» MATERIALS PROVIDED:

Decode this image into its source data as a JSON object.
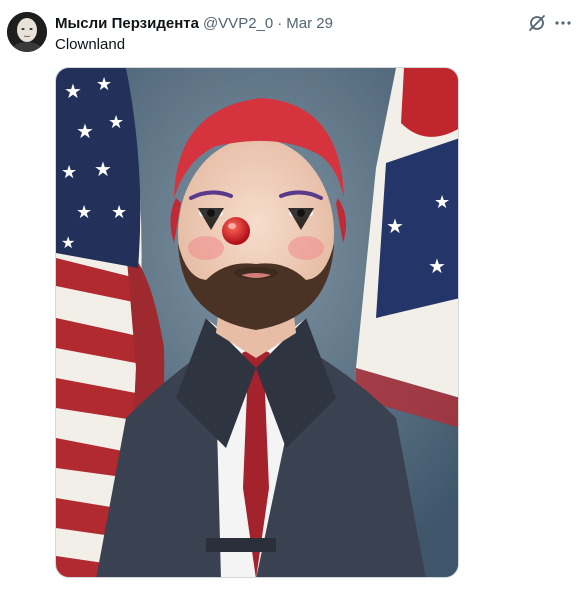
{
  "tweet": {
    "author_name": "Мысли Перзидента",
    "author_handle": "@VVP2_0",
    "separator": "·",
    "date": "Mar 29",
    "text": "Clownland"
  },
  "icons": {
    "avatar": "profile-avatar",
    "grok": "grok-slash-icon",
    "more": "more-options-icon"
  },
  "colors": {
    "text_primary": "#0f1419",
    "text_secondary": "#536471",
    "border": "#cfd9de"
  }
}
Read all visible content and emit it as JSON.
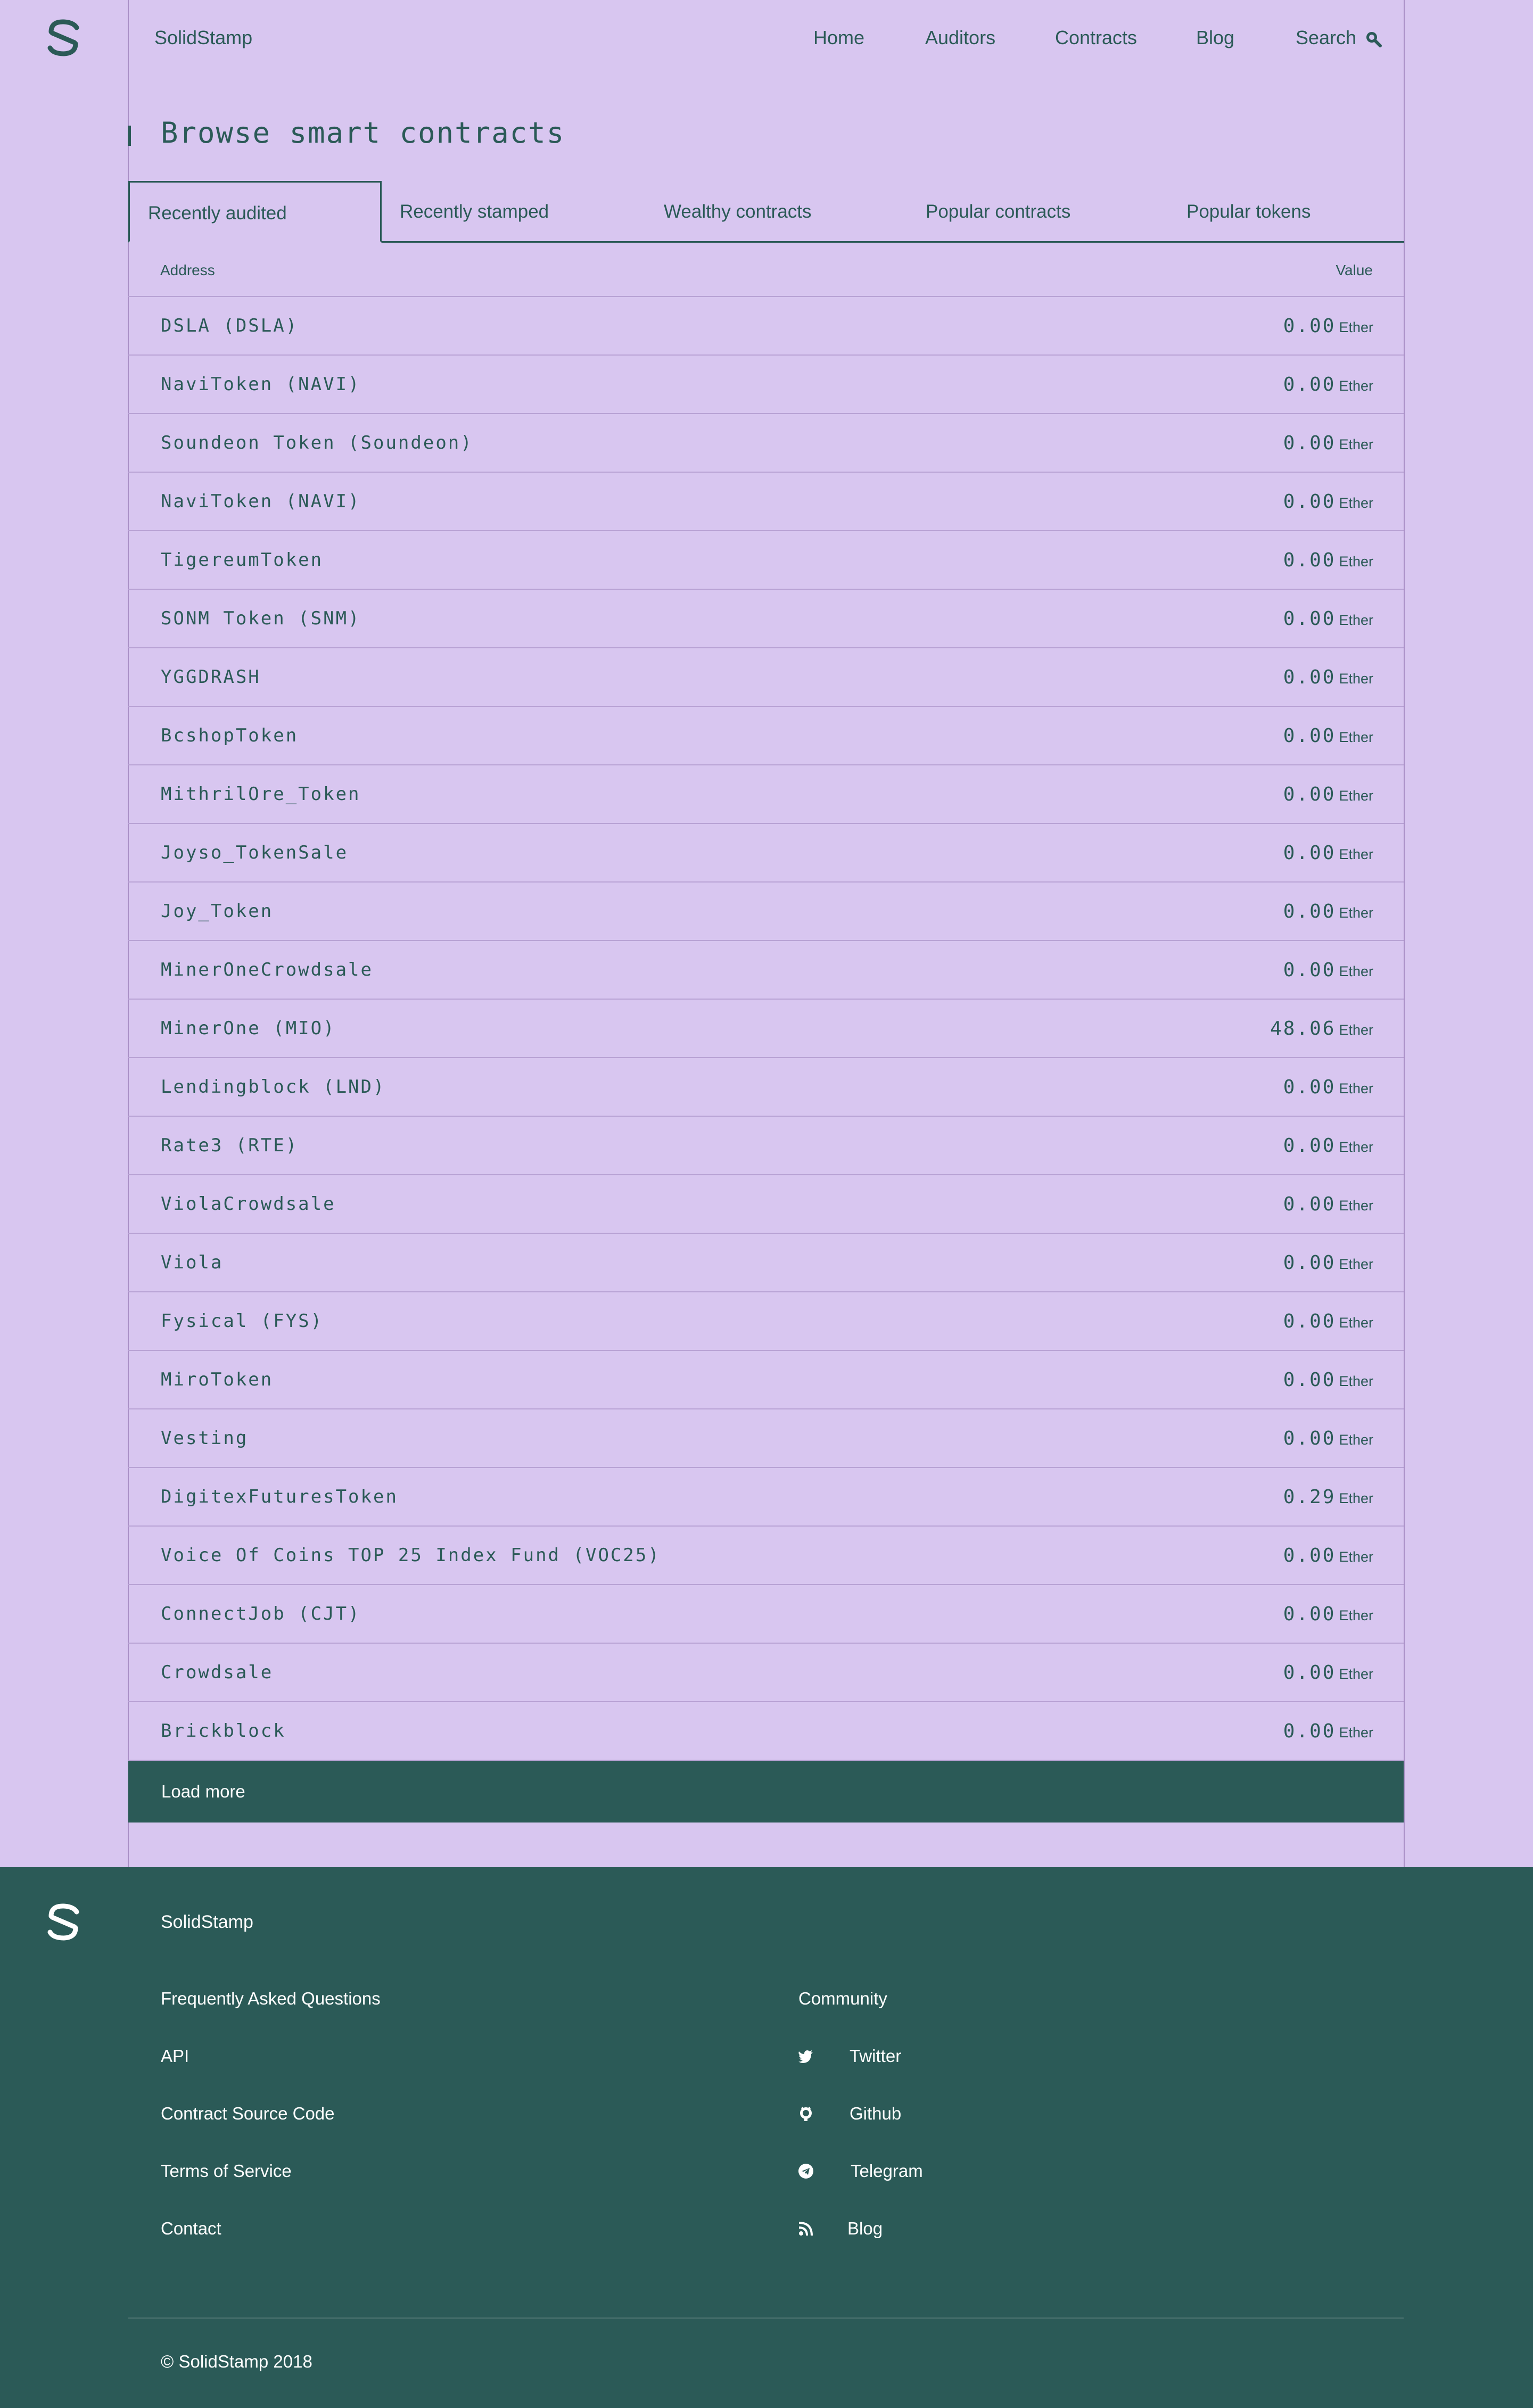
{
  "header": {
    "brand": "SolidStamp",
    "nav": [
      "Home",
      "Auditors",
      "Contracts",
      "Blog"
    ],
    "search_label": "Search"
  },
  "main": {
    "title": "Browse smart contracts",
    "tabs": [
      "Recently audited",
      "Recently stamped",
      "Wealthy contracts",
      "Popular contracts",
      "Popular tokens"
    ],
    "active_tab": "Recently audited",
    "columns": {
      "address": "Address",
      "value": "Value"
    },
    "rows": [
      {
        "name": "DSLA (DSLA)",
        "value": "0.00",
        "unit": "Ether"
      },
      {
        "name": "NaviToken (NAVI)",
        "value": "0.00",
        "unit": "Ether"
      },
      {
        "name": "Soundeon Token (Soundeon)",
        "value": "0.00",
        "unit": "Ether"
      },
      {
        "name": "NaviToken (NAVI)",
        "value": "0.00",
        "unit": "Ether"
      },
      {
        "name": "TigereumToken",
        "value": "0.00",
        "unit": "Ether"
      },
      {
        "name": "SONM Token (SNM)",
        "value": "0.00",
        "unit": "Ether"
      },
      {
        "name": "YGGDRASH",
        "value": "0.00",
        "unit": "Ether"
      },
      {
        "name": "BcshopToken",
        "value": "0.00",
        "unit": "Ether"
      },
      {
        "name": "MithrilOre_Token",
        "value": "0.00",
        "unit": "Ether"
      },
      {
        "name": "Joyso_TokenSale",
        "value": "0.00",
        "unit": "Ether"
      },
      {
        "name": "Joy_Token",
        "value": "0.00",
        "unit": "Ether"
      },
      {
        "name": "MinerOneCrowdsale",
        "value": "0.00",
        "unit": "Ether"
      },
      {
        "name": "MinerOne (MIO)",
        "value": "48.06",
        "unit": "Ether"
      },
      {
        "name": "Lendingblock (LND)",
        "value": "0.00",
        "unit": "Ether"
      },
      {
        "name": "Rate3 (RTE)",
        "value": "0.00",
        "unit": "Ether"
      },
      {
        "name": "ViolaCrowdsale",
        "value": "0.00",
        "unit": "Ether"
      },
      {
        "name": "Viola",
        "value": "0.00",
        "unit": "Ether"
      },
      {
        "name": "Fysical (FYS)",
        "value": "0.00",
        "unit": "Ether"
      },
      {
        "name": "MiroToken",
        "value": "0.00",
        "unit": "Ether"
      },
      {
        "name": "Vesting",
        "value": "0.00",
        "unit": "Ether"
      },
      {
        "name": "DigitexFuturesToken",
        "value": "0.29",
        "unit": "Ether"
      },
      {
        "name": "Voice Of Coins TOP 25 Index Fund (VOC25)",
        "value": "0.00",
        "unit": "Ether"
      },
      {
        "name": "ConnectJob (CJT)",
        "value": "0.00",
        "unit": "Ether"
      },
      {
        "name": "Crowdsale",
        "value": "0.00",
        "unit": "Ether"
      },
      {
        "name": "Brickblock",
        "value": "0.00",
        "unit": "Ether"
      }
    ],
    "load_more": "Load more"
  },
  "footer": {
    "brand": "SolidStamp",
    "links": [
      "Frequently Asked Questions",
      "API",
      "Contract Source Code",
      "Terms of Service",
      "Contact"
    ],
    "community_title": "Community",
    "community": [
      {
        "label": "Twitter",
        "icon": "twitter-icon"
      },
      {
        "label": "Github",
        "icon": "github-icon"
      },
      {
        "label": "Telegram",
        "icon": "telegram-icon"
      },
      {
        "label": "Blog",
        "icon": "rss-icon"
      }
    ],
    "copyright": "© SolidStamp 2018"
  },
  "colors": {
    "background": "#d8c6f0",
    "accent": "#2b5a57",
    "footer_text": "#ffffff"
  }
}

» TASK TO CARRY OUT:
Leave out the pictures and transcribe the entries above exactly.

» TASK SOLUTION:
Decode this image into its source data as a JSON object.
{
  "tweet": {
    "author_name": "Мысли Перзидента",
    "author_handle": "@VVP2_0",
    "separator": "·",
    "date": "Mar 29",
    "text": "Clownland"
  },
  "icons": {
    "avatar": "profile-avatar",
    "grok": "grok-slash-icon",
    "more": "more-options-icon"
  },
  "colors": {
    "text_primary": "#0f1419",
    "text_secondary": "#536471",
    "border": "#cfd9de"
  }
}
Read all visible content and emit it as JSON.
{
  "header": {
    "brand": "SolidStamp",
    "nav": [
      "Home",
      "Auditors",
      "Contracts",
      "Blog"
    ],
    "search_label": "Search"
  },
  "main": {
    "title": "Browse smart contracts",
    "tabs": [
      "Recently audited",
      "Recently stamped",
      "Wealthy contracts",
      "Popular contracts",
      "Popular tokens"
    ],
    "active_tab": "Recently audited",
    "columns": {
      "address": "Address",
      "value": "Value"
    },
    "rows": [
      {
        "name": "DSLA (DSLA)",
        "value": "0.00",
        "unit": "Ether"
      },
      {
        "name": "NaviToken (NAVI)",
        "value": "0.00",
        "unit": "Ether"
      },
      {
        "name": "Soundeon Token (Soundeon)",
        "value": "0.00",
        "unit": "Ether"
      },
      {
        "name": "NaviToken (NAVI)",
        "value": "0.00",
        "unit": "Ether"
      },
      {
        "name": "TigereumToken",
        "value": "0.00",
        "unit": "Ether"
      },
      {
        "name": "SONM Token (SNM)",
        "value": "0.00",
        "unit": "Ether"
      },
      {
        "name": "YGGDRASH",
        "value": "0.00",
        "unit": "Ether"
      },
      {
        "name": "BcshopToken",
        "value": "0.00",
        "unit": "Ether"
      },
      {
        "name": "MithrilOre_Token",
        "value": "0.00",
        "unit": "Ether"
      },
      {
        "name": "Joyso_TokenSale",
        "value": "0.00",
        "unit": "Ether"
      },
      {
        "name": "Joy_Token",
        "value": "0.00",
        "unit": "Ether"
      },
      {
        "name": "MinerOneCrowdsale",
        "value": "0.00",
        "unit": "Ether"
      },
      {
        "name": "MinerOne (MIO)",
        "value": "48.06",
        "unit": "Ether"
      },
      {
        "name": "Lendingblock (LND)",
        "value": "0.00",
        "unit": "Ether"
      },
      {
        "name": "Rate3 (RTE)",
        "value": "0.00",
        "unit": "Ether"
      },
      {
        "name": "ViolaCrowdsale",
        "value": "0.00",
        "unit": "Ether"
      },
      {
        "name": "Viola",
        "value": "0.00",
        "unit": "Ether"
      },
      {
        "name": "Fysical (FYS)",
        "value": "0.00",
        "unit": "Ether"
      },
      {
        "name": "MiroToken",
        "value": "0.00",
        "unit": "Ether"
      },
      {
        "name": "Vesting",
        "value": "0.00",
        "unit": "Ether"
      },
      {
        "name": "DigitexFuturesToken",
        "value": "0.29",
        "unit": "Ether"
      },
      {
        "name": "Voice Of Coins TOP 25 Index Fund (VOC25)",
        "value": "0.00",
        "unit": "Ether"
      },
      {
        "name": "ConnectJob (CJT)",
        "value": "0.00",
        "unit": "Ether"
      },
      {
        "name": "Crowdsale",
        "value": "0.00",
        "unit": "Ether"
      },
      {
        "name": "Brickblock",
        "value": "0.00",
        "unit": "Ether"
      }
    ],
    "load_more": "Load more"
  },
  "footer": {
    "brand": "SolidStamp",
    "links": [
      "Frequently Asked Questions",
      "API",
      "Contract Source Code",
      "Terms of Service",
      "Contact"
    ],
    "community_title": "Community",
    "community": [
      {
        "label": "Twitter",
        "icon": "twitter-icon"
      },
      {
        "label": "Github",
        "icon": "github-icon"
      },
      {
        "label": "Telegram",
        "icon": "telegram-icon"
      },
      {
        "label": "Blog",
        "icon": "rss-icon"
      }
    ],
    "copyright": "© SolidStamp 2018"
  },
  "colors": {
    "background": "#d8c6f0",
    "accent": "#2b5a57",
    "footer_text": "#ffffff"
  }
}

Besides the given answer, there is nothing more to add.